EXERCISE PASSAGE below:
# Photographs of Composers You Never Thought were Photographed



## regenmusic

I am wondering if there are any photographs of composers whom one might have thought were never photographed, like Frederich Chopin below. I had in mind somehow that he lived before cameras were popular.






also, Robert Schumann:

https://en.wikipedia.org/wiki/Robert_Schumann#/media/File:Schumann-photo1850.jpg


----------



## regenmusic

Here is a younger photograph of Bruckner:

http://www.classical.net/music/comp.lst/articles/bruckner/bruckner.php


----------



## hpowders

The images of Chopin and Schumann are examples of daguerreotypes, the earliest method of producing photographic images.


----------



## TxllxT

*Pierre Petit*










Hector Berlioz 1863 by Pierre Lanith Petit.










Camille Saint-Saens 1900 by Pierre Petit










César Franck by Pierre Petit (year unknown)


----------



## TxllxT

Young Modest Mussorgsky










Alexander Borodin










Young Pyotr Ilyich Tchaikovsky


----------



## starthrower

Most of those look familiar with the exception of the young Mussorgsky and Tchaikovsky.


----------



## KenOC

The ageing Liszt. He found out that his medical plan covered wart removal!


----------



## KenOC

Now here's something you didn't expect to see. I'd know those glasses anywhere.


----------



## TxllxT

Sergei Prokofiev 1902 (11 years old)










Dmitri Shostakovich










Dmitri was a fan of Zenit Leningrad


----------



## starthrower

Young athlete, Charles Ives.


----------



## TxllxT

Guiseppe Verdi & Richard Wagner










Wagner & Friends










Richard Strauss with Karl Böhm & Clemens Kraus 1944


----------



## TxllxT

Leoš Janáček & spouse










Edvard Grieg










Antonín Dvořák liked to breed pigeons


----------



## TxllxT

Edward Elgar with bicycle 1903










Claude Debussy










Claude Debussy at the Grand Hotel of Eastbourne in 1905 where he finished "La Mer", busy with a still camera


----------



## Casebearer

Gaetano Donizetti (on the right) in Paris (1847) two years after he was diagnosed with syfilis and severe mental illness. The picture is from his wiki page.
End of EXERCISE PASSAGE.
WHAT THIS EXERCISE ASKS.
a) In the forum thread about photographs of composers, what kind of images are the pictures of Chopin and Schumann said to be?
b) Extend the forum thread on early photographs of composers by writing the next post after the one about Donizetti.
EXTRACTED MATERIAL below:
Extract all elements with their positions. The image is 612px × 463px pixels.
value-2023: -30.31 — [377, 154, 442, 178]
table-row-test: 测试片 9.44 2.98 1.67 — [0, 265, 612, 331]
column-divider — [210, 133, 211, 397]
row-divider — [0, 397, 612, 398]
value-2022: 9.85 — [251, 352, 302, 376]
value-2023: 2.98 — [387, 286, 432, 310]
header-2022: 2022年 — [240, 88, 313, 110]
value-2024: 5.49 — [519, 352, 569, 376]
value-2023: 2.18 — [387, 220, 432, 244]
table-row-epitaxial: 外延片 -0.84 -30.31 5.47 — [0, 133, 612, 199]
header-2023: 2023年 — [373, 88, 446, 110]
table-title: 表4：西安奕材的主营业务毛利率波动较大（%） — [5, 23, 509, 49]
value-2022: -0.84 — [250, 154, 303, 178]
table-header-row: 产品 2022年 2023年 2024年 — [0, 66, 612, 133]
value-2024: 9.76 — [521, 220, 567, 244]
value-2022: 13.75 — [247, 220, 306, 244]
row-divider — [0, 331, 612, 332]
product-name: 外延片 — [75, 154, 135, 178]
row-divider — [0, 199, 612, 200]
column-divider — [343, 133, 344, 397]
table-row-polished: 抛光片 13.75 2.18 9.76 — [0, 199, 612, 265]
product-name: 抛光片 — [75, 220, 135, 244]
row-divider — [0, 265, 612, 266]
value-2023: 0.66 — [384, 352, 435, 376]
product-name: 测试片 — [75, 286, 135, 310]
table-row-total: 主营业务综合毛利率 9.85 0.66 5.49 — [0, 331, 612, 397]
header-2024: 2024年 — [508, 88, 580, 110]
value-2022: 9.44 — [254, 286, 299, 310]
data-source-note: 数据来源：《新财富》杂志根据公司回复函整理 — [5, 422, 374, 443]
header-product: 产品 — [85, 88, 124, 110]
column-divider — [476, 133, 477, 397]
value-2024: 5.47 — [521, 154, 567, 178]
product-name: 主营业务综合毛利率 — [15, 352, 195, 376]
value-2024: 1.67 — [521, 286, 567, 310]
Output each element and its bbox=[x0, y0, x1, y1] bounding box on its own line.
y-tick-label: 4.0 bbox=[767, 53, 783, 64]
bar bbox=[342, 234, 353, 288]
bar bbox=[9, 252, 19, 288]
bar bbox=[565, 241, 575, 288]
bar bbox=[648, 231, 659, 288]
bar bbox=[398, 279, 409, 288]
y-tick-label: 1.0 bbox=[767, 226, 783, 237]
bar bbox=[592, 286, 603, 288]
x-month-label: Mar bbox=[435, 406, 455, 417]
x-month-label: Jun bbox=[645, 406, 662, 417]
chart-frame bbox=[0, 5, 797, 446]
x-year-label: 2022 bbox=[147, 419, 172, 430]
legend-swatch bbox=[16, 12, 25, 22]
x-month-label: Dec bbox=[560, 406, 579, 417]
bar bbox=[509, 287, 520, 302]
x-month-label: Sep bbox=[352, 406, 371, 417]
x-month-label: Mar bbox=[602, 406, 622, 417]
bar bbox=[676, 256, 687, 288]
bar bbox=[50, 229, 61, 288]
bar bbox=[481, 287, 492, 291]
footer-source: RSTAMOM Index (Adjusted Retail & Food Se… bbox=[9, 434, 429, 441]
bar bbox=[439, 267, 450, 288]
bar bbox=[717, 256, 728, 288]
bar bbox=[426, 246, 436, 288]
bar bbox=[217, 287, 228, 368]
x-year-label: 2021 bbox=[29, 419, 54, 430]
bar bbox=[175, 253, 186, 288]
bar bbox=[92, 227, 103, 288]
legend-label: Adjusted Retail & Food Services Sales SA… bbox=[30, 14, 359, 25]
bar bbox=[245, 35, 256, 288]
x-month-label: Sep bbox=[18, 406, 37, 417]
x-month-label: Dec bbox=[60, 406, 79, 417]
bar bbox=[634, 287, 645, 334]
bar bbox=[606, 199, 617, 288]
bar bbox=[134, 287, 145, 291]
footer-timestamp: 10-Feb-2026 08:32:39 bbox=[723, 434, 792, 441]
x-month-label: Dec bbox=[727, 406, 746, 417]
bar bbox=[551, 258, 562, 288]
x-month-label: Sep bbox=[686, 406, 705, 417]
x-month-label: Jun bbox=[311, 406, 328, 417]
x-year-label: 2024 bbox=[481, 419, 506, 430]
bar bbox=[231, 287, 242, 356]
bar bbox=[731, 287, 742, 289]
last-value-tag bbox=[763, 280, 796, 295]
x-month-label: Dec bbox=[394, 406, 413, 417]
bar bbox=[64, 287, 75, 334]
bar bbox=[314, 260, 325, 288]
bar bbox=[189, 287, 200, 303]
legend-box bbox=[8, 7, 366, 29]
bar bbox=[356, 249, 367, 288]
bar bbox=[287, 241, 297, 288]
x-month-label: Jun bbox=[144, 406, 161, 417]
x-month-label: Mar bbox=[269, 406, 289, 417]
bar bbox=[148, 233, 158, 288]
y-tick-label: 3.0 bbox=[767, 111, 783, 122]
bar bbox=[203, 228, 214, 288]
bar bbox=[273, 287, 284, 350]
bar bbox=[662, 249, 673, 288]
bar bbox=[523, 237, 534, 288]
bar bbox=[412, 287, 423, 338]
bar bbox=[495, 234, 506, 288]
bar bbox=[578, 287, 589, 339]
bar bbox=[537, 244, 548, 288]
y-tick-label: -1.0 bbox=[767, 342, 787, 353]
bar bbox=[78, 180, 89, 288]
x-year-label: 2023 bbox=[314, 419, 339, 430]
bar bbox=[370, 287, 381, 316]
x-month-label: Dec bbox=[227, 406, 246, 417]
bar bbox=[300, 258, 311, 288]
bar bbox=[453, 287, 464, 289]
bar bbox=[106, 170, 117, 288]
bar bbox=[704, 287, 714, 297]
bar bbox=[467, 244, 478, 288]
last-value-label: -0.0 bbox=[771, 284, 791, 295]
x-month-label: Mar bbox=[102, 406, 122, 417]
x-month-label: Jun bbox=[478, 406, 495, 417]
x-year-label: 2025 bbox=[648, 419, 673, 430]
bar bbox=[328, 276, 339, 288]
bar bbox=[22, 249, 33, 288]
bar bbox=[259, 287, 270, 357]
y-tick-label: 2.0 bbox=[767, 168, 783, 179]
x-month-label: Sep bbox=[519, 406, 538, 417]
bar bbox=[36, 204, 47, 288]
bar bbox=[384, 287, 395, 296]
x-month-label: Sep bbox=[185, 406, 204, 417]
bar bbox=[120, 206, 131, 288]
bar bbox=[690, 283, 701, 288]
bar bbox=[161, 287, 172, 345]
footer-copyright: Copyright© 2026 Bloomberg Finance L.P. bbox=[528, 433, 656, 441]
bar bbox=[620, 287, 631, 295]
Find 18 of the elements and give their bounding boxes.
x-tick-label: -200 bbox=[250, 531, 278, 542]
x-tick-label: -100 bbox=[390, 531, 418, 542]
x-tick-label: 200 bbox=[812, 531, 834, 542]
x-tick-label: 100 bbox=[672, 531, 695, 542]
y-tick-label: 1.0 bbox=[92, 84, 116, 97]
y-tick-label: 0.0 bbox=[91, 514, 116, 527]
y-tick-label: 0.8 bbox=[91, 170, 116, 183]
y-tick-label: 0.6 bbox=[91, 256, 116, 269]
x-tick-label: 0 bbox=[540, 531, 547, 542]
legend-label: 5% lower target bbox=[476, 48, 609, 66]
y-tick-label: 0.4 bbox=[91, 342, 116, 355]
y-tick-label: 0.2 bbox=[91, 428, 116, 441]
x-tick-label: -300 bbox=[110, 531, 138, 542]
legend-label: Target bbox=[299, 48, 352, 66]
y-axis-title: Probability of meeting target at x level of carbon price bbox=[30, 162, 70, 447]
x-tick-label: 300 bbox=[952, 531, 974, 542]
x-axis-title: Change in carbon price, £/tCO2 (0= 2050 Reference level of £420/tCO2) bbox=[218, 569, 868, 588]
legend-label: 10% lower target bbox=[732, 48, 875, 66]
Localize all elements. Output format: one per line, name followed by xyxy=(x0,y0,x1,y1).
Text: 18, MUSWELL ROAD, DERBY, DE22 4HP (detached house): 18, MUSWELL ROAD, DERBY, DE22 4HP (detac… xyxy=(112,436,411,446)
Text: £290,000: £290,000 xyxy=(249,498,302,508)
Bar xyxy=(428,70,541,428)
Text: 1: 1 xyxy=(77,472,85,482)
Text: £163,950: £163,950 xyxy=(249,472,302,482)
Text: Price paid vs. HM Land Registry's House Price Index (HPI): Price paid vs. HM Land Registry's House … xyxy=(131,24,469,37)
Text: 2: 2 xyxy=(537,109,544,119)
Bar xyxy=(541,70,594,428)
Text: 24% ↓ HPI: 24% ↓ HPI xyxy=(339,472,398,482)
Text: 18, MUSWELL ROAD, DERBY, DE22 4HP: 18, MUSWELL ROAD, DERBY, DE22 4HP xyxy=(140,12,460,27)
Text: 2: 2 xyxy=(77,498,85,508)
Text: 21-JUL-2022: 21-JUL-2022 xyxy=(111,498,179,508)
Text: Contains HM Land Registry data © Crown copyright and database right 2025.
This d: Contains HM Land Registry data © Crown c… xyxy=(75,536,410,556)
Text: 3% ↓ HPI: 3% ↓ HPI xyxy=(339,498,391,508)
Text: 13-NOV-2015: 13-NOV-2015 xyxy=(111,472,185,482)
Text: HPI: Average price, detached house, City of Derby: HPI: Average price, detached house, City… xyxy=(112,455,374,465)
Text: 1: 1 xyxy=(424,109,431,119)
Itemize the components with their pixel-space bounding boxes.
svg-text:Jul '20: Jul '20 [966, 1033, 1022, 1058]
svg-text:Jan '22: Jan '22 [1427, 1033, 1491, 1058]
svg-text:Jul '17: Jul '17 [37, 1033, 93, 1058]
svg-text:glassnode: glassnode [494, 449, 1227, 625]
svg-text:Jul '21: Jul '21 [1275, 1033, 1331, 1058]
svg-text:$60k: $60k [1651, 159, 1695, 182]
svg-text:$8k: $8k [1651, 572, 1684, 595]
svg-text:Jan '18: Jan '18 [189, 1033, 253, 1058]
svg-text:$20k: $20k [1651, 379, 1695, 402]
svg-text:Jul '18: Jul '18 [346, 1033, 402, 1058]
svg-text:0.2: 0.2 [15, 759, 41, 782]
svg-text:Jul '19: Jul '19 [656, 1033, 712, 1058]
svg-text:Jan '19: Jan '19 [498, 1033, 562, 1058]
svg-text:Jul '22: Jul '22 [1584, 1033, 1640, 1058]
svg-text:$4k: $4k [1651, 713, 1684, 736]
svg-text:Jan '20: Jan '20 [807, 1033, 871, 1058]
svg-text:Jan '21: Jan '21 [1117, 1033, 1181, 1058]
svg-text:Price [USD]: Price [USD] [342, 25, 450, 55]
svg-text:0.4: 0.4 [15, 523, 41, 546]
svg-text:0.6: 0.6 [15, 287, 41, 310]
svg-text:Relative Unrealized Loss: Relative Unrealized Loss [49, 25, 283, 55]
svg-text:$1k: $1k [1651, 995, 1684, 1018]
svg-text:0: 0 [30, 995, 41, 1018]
End of EXTRACTED MATERIAL.
ANSWERS FOR EACH ITEM.
a) Daguerreotypes, the earliest method of producing photographic images.

b)
Click to view a bigger version.


----------



## Pugg

TxllxT said:


> Guiseppe Verdi & Richard Wagner


This one I like most!


----------



## Huilunsoittaja

I have a... *ahem* penchant for black and white or sepia photographs.....

Especially when they are amoosing...













































If you can guess even a few of the people you're seeing, you are worthy of applaud.


----------



## elgar's ghost

I think that's Rimsky-Korsakov and Glazunov standing next to each other on the left. Looks like Lev Tolstoy at the right of the picture.


----------



## TxllxT

Next to Tolstoy (or is it Rasputin?) stands Salvador Dali........... [fake news ] I recognise his moustache.


----------



## TxllxT

7 juli 1860 Gustav Mahler was born near Jihlava, Czech Republic










Giacomo Puccini










Gustav Mahler walking in Prague


----------



## Huilunsoittaja

elgars ghost said:


> I think that's Rimsky-Korsakov and Glazunov standing next to each other on the left. Looks like Lev Tolstoy at the right of the picture.


The old guy in the group picture is the same old guy on the boat with Glazunov. Vladimir Stasov!

And the guy with the mustache next to Stasov is Felix Blumenfeld. And don't forget Cesar Cui in the middle!


----------



## brianvds

Bela Bartok:


----------



## TxllxT

Jean Sibelius










Sergey Rachmaninov in Russia 1934










Rachmaninov plays Rachmaninov


----------



## Vinski

Jean Sibelius in the morning and on the money.

















You think that Finns has no humour?


----------



## TxllxT

Vinski said:


> Jean Sibelius in the morning and on the money.
> 
> View attachment 91066
> 
> 
> View attachment 91067
> 
> 
> You think that Finns has no humour?


I found one photo with a laughing Jean Sibelius - the rest is broodingly profound. Well, that why I like Sibelius' music!


----------



## TxllxT

Clara Schumann










Sofia Gubaidulina










Galina Ustvolskaya


----------



## Casebearer

^
Definite proof that ugliness in the looks department have no bearing on the beauty of the music.


----------



## brianvds

TxllxT said:


> Sergey Rachmaninov in Russia 1934


I never realized he ever returned to Russia. Wasn't he worried they might keep him there, and then make him do state commissions until one of those turned out formalist and he was sent off for further studies at the University of Siberia?



Casebearer said:


> ^
> Definite proof that ugliness in the looks department have no bearing on the beauty of the music.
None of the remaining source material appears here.